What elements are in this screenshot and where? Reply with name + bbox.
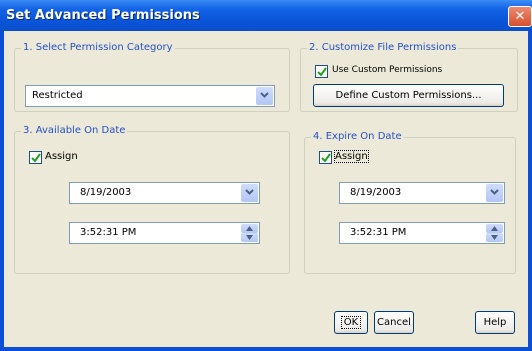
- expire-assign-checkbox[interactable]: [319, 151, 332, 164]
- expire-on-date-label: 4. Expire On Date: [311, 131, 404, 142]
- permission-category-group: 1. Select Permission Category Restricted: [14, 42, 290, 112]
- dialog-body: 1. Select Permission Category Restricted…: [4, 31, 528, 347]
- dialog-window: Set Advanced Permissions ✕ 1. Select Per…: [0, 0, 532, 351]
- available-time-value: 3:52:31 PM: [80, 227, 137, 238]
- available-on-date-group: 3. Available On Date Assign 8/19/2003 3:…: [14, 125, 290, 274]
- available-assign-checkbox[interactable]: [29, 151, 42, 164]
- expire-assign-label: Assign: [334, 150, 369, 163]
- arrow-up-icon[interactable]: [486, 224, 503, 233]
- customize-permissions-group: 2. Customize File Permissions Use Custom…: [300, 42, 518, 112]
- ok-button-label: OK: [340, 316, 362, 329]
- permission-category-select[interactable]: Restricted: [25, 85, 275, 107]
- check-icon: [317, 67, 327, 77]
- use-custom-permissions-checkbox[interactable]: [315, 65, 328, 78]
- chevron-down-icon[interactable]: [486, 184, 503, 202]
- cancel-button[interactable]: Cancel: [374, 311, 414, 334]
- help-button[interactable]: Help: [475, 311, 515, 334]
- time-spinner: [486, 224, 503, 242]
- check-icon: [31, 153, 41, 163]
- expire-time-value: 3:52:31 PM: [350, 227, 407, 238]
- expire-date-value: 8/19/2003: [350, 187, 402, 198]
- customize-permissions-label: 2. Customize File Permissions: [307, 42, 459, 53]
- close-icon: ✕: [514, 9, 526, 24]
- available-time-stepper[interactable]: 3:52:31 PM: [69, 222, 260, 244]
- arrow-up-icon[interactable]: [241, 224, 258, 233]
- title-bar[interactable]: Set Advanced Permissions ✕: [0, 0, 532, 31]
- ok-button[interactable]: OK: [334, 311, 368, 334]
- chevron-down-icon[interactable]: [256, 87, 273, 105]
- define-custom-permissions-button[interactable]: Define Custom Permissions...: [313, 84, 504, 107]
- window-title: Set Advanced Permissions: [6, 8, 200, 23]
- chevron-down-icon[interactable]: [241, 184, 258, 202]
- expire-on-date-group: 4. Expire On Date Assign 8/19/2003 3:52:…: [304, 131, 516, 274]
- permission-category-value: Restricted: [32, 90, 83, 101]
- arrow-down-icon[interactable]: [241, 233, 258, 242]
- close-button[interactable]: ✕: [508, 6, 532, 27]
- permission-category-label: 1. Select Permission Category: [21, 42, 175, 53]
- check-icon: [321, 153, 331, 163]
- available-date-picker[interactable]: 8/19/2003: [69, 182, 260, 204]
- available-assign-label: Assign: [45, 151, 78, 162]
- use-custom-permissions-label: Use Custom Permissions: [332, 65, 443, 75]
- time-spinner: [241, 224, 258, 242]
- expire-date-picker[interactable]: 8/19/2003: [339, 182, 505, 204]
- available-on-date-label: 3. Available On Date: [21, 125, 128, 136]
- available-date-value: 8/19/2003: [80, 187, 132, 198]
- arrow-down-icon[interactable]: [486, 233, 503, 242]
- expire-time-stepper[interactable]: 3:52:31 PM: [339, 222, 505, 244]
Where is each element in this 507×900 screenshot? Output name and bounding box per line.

--

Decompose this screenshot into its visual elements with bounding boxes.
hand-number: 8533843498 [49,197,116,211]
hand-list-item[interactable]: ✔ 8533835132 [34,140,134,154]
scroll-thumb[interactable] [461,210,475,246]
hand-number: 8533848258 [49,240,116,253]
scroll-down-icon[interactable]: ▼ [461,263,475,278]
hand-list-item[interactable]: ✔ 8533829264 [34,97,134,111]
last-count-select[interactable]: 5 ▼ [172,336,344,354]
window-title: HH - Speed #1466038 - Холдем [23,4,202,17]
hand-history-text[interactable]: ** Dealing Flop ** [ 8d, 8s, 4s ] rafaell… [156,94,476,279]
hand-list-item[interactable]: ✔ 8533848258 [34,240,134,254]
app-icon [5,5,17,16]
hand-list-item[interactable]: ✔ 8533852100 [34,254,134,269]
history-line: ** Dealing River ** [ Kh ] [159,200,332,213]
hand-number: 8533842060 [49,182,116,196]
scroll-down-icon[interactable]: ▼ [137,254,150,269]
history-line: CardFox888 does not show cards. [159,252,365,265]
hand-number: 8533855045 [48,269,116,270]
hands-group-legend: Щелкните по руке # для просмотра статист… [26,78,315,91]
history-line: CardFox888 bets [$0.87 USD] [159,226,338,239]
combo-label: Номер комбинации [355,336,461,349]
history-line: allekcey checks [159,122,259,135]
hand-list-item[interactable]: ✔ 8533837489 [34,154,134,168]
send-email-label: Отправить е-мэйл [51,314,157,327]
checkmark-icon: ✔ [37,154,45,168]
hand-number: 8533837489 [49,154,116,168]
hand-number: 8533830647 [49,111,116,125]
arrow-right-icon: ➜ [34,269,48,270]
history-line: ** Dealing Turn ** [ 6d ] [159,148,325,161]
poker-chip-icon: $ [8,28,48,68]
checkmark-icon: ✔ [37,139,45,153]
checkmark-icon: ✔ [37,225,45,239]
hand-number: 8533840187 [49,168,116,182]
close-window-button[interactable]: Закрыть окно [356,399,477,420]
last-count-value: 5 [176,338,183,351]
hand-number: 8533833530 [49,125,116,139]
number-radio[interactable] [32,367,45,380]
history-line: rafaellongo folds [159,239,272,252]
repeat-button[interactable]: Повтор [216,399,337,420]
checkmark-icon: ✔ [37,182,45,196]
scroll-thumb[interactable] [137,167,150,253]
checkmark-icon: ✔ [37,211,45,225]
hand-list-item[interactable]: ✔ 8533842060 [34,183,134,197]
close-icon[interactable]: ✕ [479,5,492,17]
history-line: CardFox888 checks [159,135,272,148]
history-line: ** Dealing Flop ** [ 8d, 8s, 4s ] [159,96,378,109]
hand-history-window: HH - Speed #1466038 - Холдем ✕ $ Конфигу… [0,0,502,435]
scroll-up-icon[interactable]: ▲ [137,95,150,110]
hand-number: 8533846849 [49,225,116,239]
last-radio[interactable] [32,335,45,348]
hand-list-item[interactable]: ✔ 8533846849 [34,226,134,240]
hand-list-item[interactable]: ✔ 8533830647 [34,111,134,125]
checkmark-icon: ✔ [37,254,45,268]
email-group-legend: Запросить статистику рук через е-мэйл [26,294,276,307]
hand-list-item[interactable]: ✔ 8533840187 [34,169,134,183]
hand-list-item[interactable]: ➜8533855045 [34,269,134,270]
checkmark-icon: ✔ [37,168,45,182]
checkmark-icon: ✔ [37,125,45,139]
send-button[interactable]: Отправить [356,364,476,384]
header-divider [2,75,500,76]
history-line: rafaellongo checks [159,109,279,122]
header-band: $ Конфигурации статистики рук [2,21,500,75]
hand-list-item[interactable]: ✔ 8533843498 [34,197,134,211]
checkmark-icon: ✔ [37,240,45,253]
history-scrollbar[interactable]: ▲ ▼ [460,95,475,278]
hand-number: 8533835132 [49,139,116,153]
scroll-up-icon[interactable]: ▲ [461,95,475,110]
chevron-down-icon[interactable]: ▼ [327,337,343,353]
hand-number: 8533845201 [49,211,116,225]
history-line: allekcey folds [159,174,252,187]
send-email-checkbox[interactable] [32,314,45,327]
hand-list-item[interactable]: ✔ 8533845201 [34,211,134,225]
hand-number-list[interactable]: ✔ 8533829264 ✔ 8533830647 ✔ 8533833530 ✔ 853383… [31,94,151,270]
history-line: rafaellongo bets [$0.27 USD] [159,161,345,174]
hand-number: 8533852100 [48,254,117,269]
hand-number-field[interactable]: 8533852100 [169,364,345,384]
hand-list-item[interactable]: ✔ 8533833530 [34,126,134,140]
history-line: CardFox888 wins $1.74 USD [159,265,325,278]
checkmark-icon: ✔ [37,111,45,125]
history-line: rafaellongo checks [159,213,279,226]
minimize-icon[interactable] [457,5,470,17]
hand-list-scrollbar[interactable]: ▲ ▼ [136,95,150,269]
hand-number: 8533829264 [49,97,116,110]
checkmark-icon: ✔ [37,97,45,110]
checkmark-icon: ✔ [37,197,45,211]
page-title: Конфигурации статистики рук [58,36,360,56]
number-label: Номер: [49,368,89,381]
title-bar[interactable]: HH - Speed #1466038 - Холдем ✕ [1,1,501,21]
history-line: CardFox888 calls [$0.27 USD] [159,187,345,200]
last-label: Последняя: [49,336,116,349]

--

> **Written exercise**
Write out the records from the line that contains "- expire-assign-checkbox[interactable]: [319, 151, 332, 164]" through the line that contains "- expire-assign-label: Assign: [334, 150, 369, 163]", reproducing each line without change.

> **Complete response**
- expire-assign-checkbox[interactable]: [319, 151, 332, 164]
- expire-on-date-label: 4. Expire On Date: [311, 131, 404, 142]
- permission-category-group: 1. Select Permission Category Restricted: [14, 42, 290, 112]
- dialog-body: 1. Select Permission Category Restricted…: [4, 31, 528, 347]
- dialog-window: Set Advanced Permissions ✕ 1. Select Per…: [0, 0, 532, 351]
- available-time-value: 3:52:31 PM: [80, 227, 137, 238]
- available-on-date-group: 3. Available On Date Assign 8/19/2003 3:…: [14, 125, 290, 274]
- available-assign-checkbox[interactable]: [29, 151, 42, 164]
- expire-assign-label: Assign: [334, 150, 369, 163]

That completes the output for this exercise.